◆ Problem ◆
Say how many lines contain "CarDatan"; the answer is the number alone.

◆ Dataset rows ◆

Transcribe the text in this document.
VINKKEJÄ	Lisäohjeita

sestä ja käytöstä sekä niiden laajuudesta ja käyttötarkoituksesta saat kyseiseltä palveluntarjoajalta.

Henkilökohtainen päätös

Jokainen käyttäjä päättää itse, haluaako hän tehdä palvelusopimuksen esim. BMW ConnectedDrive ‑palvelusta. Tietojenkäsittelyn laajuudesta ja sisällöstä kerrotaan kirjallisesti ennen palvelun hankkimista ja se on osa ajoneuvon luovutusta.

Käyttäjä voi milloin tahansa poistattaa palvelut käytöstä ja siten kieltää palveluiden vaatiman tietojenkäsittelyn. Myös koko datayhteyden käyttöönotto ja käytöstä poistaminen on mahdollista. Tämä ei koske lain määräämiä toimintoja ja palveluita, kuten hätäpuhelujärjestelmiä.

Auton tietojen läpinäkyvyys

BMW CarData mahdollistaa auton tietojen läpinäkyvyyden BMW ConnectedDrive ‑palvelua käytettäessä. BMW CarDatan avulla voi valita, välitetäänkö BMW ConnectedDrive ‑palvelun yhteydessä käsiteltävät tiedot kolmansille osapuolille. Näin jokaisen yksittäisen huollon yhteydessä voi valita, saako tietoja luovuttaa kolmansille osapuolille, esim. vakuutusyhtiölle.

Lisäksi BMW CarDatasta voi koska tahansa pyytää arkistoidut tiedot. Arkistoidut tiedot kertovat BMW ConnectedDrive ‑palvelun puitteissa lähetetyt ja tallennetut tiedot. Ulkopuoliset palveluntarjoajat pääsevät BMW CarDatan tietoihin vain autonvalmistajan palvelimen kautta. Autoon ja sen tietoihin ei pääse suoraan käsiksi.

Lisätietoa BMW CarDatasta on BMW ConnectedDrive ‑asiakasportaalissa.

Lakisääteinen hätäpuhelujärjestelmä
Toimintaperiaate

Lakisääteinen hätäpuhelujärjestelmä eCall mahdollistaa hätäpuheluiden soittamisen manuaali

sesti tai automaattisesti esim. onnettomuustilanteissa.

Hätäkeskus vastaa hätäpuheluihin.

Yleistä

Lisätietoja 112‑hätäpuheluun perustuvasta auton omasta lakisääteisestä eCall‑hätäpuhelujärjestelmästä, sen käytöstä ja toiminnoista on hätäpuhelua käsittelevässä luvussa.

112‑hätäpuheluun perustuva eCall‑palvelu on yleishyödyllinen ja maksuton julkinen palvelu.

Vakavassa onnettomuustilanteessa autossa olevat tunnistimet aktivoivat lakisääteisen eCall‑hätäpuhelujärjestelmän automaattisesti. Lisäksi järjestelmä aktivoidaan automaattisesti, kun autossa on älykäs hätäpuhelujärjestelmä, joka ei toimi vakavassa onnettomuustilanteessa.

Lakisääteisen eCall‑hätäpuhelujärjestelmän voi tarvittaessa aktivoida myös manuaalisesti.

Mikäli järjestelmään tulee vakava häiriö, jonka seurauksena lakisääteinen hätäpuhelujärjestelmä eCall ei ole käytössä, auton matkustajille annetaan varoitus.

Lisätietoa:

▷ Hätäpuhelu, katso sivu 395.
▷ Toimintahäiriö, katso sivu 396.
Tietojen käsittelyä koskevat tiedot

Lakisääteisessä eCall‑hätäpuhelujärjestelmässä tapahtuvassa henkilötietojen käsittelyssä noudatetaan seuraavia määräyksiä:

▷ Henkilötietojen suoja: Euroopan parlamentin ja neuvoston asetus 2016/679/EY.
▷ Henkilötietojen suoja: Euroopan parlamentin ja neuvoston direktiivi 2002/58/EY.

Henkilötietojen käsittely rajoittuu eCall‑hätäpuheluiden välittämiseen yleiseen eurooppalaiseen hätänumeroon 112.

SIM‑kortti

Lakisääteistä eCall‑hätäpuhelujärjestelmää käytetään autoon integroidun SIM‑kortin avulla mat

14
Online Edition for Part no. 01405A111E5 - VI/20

◆ Solution for this exercise ◆
2